━━━━━ MATERIALS PROVIDED

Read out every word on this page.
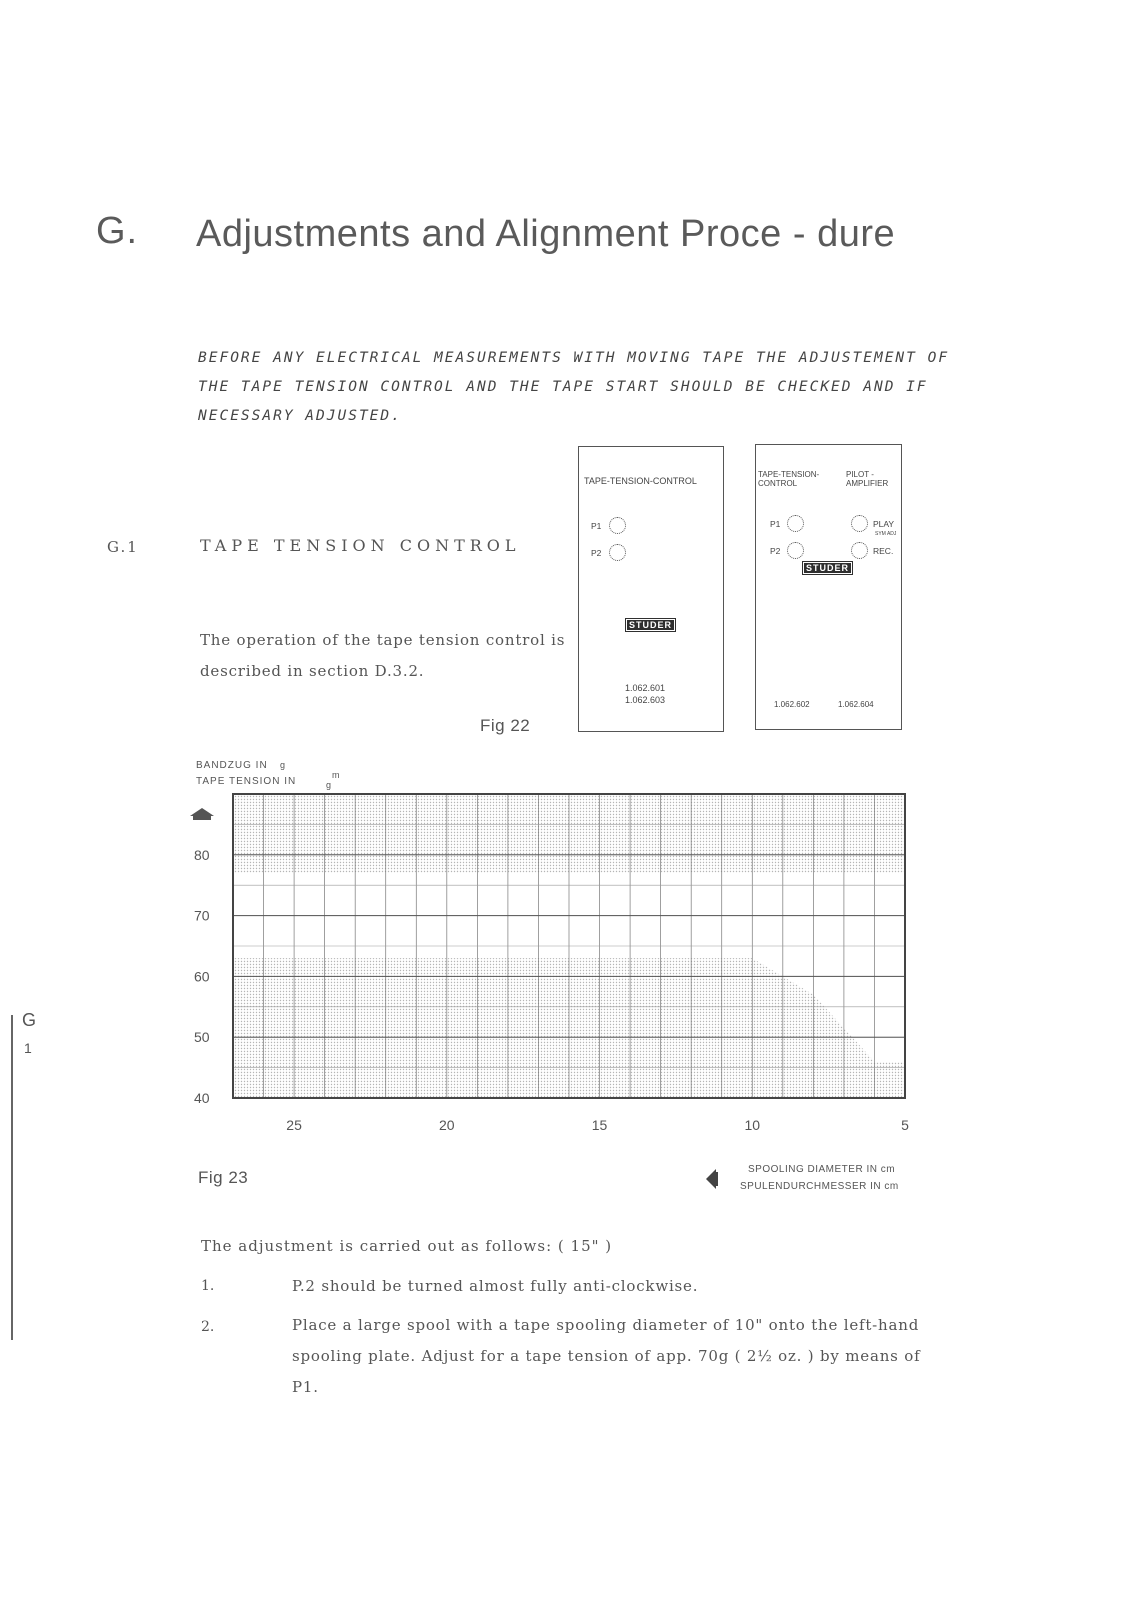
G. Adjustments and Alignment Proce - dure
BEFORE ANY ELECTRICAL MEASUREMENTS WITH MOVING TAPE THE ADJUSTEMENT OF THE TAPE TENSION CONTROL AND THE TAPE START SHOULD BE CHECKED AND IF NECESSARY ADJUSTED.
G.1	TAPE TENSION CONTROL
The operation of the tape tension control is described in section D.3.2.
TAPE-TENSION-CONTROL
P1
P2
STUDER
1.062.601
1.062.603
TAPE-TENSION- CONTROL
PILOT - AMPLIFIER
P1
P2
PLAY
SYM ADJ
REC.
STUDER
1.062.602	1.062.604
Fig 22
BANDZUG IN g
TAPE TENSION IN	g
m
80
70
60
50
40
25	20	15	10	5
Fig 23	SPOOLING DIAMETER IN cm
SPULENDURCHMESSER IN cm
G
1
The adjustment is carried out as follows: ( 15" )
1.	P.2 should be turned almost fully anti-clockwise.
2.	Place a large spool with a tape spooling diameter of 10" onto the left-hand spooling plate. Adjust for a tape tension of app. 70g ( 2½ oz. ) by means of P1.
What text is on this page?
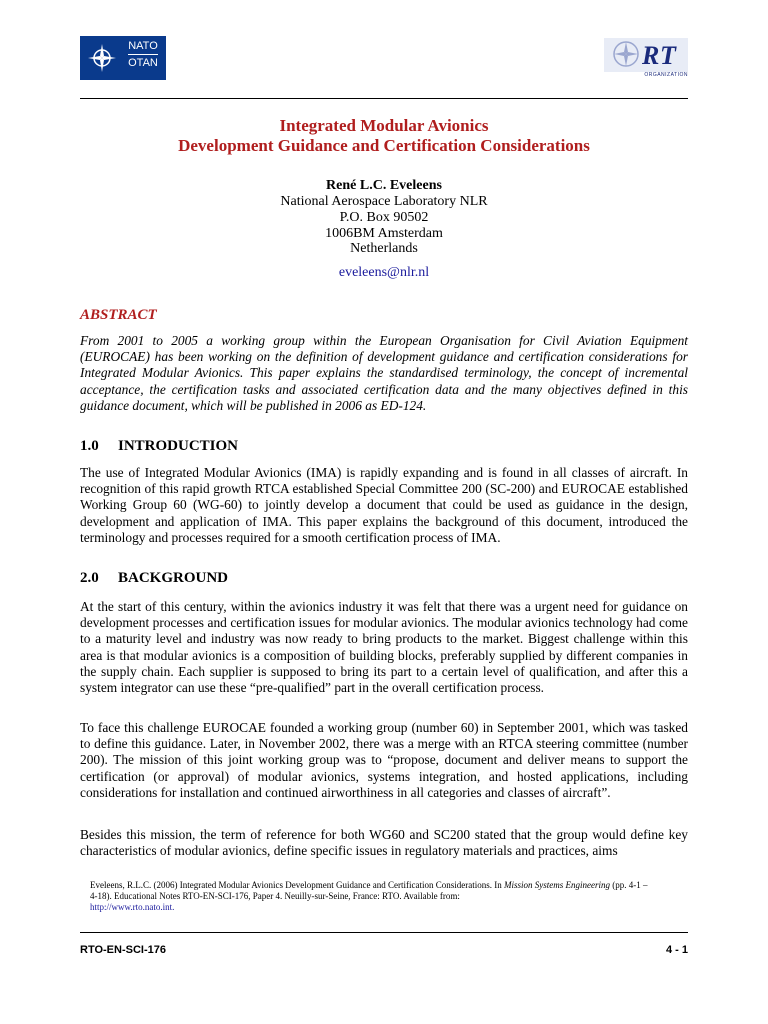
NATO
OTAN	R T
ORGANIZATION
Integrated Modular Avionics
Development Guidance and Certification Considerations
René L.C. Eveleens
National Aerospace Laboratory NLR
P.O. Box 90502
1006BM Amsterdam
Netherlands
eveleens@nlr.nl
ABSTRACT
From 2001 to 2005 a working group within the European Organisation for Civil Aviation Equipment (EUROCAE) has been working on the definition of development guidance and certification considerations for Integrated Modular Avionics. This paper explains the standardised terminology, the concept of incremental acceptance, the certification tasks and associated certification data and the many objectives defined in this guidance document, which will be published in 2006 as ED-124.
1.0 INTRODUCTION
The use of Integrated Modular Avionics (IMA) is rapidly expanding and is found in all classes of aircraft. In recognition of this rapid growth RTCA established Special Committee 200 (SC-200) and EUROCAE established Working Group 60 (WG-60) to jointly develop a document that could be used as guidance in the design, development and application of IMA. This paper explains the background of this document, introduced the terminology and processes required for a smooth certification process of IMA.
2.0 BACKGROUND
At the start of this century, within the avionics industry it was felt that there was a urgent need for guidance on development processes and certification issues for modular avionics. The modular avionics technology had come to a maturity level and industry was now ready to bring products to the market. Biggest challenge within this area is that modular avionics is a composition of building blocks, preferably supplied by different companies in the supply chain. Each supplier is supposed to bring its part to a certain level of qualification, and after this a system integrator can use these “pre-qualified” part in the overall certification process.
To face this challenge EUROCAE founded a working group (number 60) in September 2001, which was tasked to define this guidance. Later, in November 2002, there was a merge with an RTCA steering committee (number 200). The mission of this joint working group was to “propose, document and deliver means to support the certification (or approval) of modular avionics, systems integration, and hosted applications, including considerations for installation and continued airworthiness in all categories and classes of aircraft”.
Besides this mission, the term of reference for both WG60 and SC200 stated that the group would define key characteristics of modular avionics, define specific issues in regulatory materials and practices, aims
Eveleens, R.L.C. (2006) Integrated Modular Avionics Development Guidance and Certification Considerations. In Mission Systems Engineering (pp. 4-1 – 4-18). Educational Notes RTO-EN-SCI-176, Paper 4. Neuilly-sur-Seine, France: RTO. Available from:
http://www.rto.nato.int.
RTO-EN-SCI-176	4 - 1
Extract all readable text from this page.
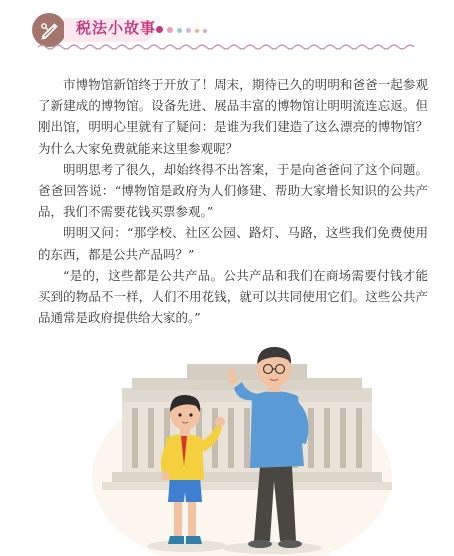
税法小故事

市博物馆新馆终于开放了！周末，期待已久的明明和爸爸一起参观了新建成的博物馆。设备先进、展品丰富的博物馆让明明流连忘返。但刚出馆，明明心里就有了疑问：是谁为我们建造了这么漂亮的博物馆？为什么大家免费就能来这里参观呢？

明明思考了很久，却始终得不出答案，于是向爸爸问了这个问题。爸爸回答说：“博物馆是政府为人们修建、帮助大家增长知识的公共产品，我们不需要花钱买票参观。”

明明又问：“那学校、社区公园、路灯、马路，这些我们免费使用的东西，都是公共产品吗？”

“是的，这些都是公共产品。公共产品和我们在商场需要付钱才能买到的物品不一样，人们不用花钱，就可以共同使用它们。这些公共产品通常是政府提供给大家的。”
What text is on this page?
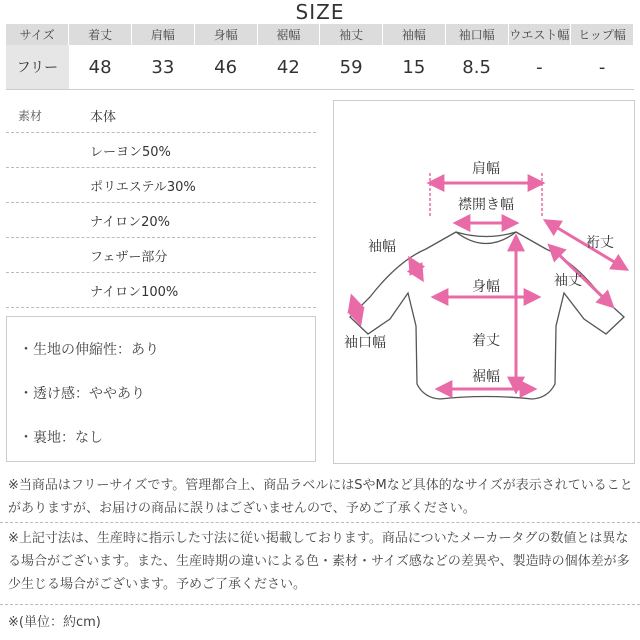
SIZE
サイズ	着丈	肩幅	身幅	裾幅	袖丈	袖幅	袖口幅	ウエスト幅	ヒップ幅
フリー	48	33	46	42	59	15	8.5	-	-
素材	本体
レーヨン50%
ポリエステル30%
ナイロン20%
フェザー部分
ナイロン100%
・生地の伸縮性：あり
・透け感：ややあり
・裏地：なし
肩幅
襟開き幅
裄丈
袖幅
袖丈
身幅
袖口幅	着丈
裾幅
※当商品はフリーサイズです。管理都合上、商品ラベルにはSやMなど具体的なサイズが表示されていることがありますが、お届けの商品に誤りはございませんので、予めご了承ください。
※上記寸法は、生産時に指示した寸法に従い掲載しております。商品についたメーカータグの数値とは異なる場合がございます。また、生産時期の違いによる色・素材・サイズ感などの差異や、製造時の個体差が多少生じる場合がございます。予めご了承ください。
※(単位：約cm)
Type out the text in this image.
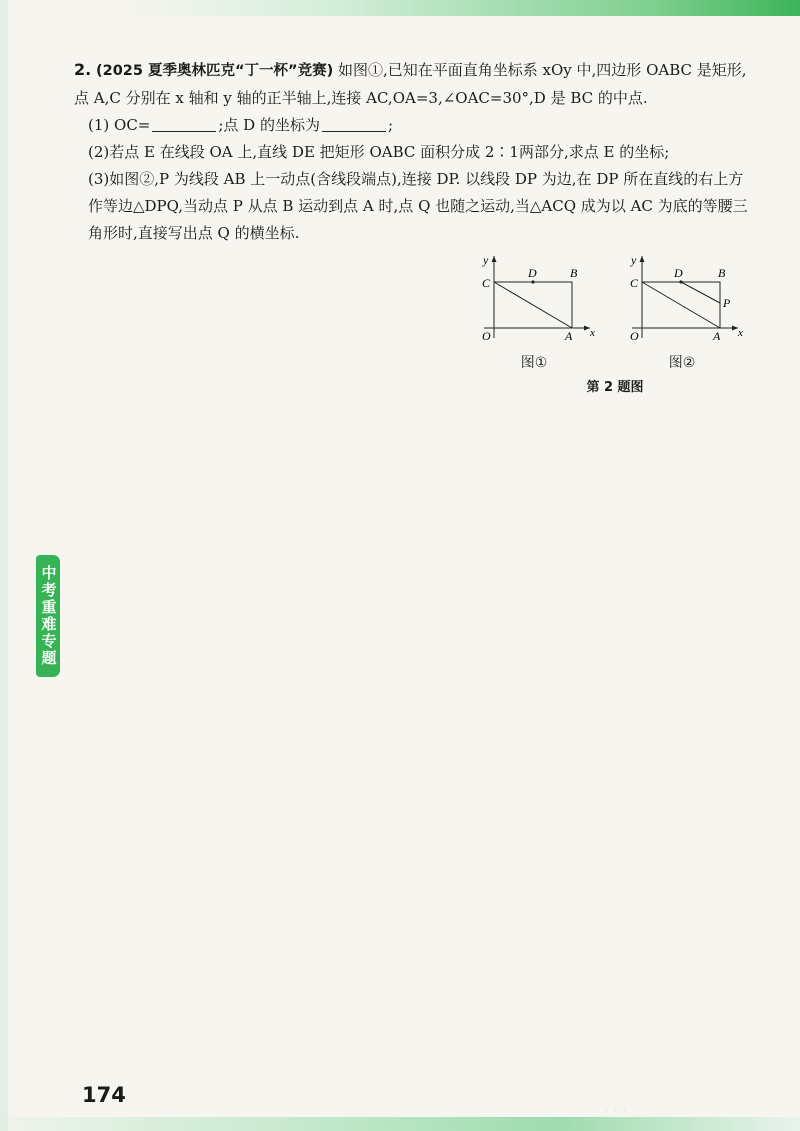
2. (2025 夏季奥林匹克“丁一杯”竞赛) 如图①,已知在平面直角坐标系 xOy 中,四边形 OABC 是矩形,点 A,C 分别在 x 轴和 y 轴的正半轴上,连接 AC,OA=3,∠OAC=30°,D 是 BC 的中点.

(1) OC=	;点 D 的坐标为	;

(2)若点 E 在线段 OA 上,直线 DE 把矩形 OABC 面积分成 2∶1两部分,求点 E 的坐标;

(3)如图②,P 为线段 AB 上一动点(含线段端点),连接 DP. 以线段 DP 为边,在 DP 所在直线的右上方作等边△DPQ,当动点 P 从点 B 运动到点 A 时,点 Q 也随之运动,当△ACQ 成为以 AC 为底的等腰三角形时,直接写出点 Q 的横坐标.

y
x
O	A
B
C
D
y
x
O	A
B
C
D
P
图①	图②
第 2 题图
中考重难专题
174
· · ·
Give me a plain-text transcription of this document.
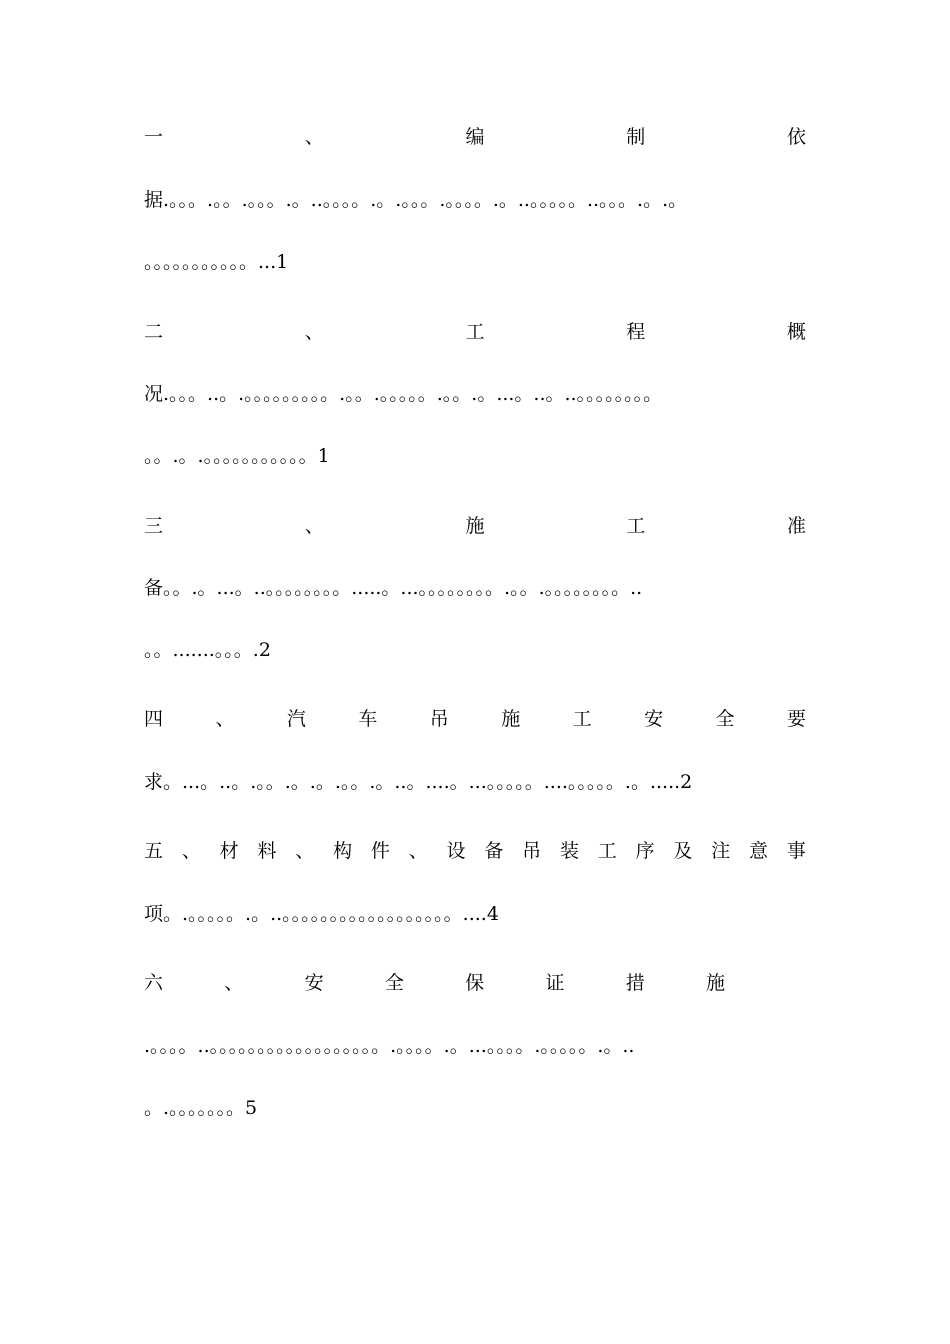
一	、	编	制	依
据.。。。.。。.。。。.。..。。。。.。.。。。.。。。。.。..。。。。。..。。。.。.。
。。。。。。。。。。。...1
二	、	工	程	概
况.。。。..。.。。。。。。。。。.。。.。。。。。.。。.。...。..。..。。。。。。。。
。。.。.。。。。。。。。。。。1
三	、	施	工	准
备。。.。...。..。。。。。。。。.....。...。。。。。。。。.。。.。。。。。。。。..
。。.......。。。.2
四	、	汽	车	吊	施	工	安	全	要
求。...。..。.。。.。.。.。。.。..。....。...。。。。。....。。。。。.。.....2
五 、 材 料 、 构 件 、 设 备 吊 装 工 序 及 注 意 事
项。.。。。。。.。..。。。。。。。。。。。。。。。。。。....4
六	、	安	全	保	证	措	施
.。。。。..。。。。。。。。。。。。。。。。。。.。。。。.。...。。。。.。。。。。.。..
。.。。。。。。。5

━━━━━━━━━━

GOAL: Take the line that contains "Type out the text in this image." as the first and the last line of the records as the end, and please quote those lines exactly, pictures omitted.

TASK OUTPUT:
Type out the text in this image.
2. (2025 夏季奥林匹克“丁一杯”竞赛) 如图①,已知在平面直角坐标系 xOy 中,四边形 OABC 是矩形,点 A,C 分别在 x 轴和 y 轴的正半轴上,连接 AC,OA=3,∠OAC=30°,D 是 BC 的中点.

(1) OC=	;点 D 的坐标为	;

(2)若点 E 在线段 OA 上,直线 DE 把矩形 OABC 面积分成 2∶1两部分,求点 E 的坐标;

(3)如图②,P 为线段 AB 上一动点(含线段端点),连接 DP. 以线段 DP 为边,在 DP 所在直线的右上方作等边△DPQ,当动点 P 从点 B 运动到点 A 时,点 Q 也随之运动,当△ACQ 成为以 AC 为底的等腰三角形时,直接写出点 Q 的横坐标.

y
x
O	A
B
C
D
y
x
O	A
B
C
D
P
图①	图②
第 2 题图
中考重难专题
174
· · ·
Give me a plain-text transcription of this document.
一	、	编	制	依
据.。。。.。。.。。。.。..。。。。.。.。。。.。。。。.。..。。。。。..。。。.。.。
。。。。。。。。。。。...1
二	、	工	程	概
况.。。。..。.。。。。。。。。。.。。.。。。。。.。。.。...。..。..。。。。。。。。
。。.。.。。。。。。。。。。。1
三	、	施	工	准
备。。.。...。..。。。。。。。。.....。...。。。。。。。。.。。.。。。。。。。。..
。。.......。。。.2
四	、	汽	车	吊	施	工	安	全	要
求。...。..。.。。.。.。.。。.。..。....。...。。。。。....。。。。。.。.....2
五 、 材 料 、 构 件 、 设 备 吊 装 工 序 及 注 意 事
项。.。。。。。.。..。。。。。。。。。。。。。。。。。。....4
六	、	安	全	保	证	措	施
.。。。。..。。。。。。。。。。。。。。。。。。.。。。。.。...。。。。.。。。。。.。..
。.。。。。。。。5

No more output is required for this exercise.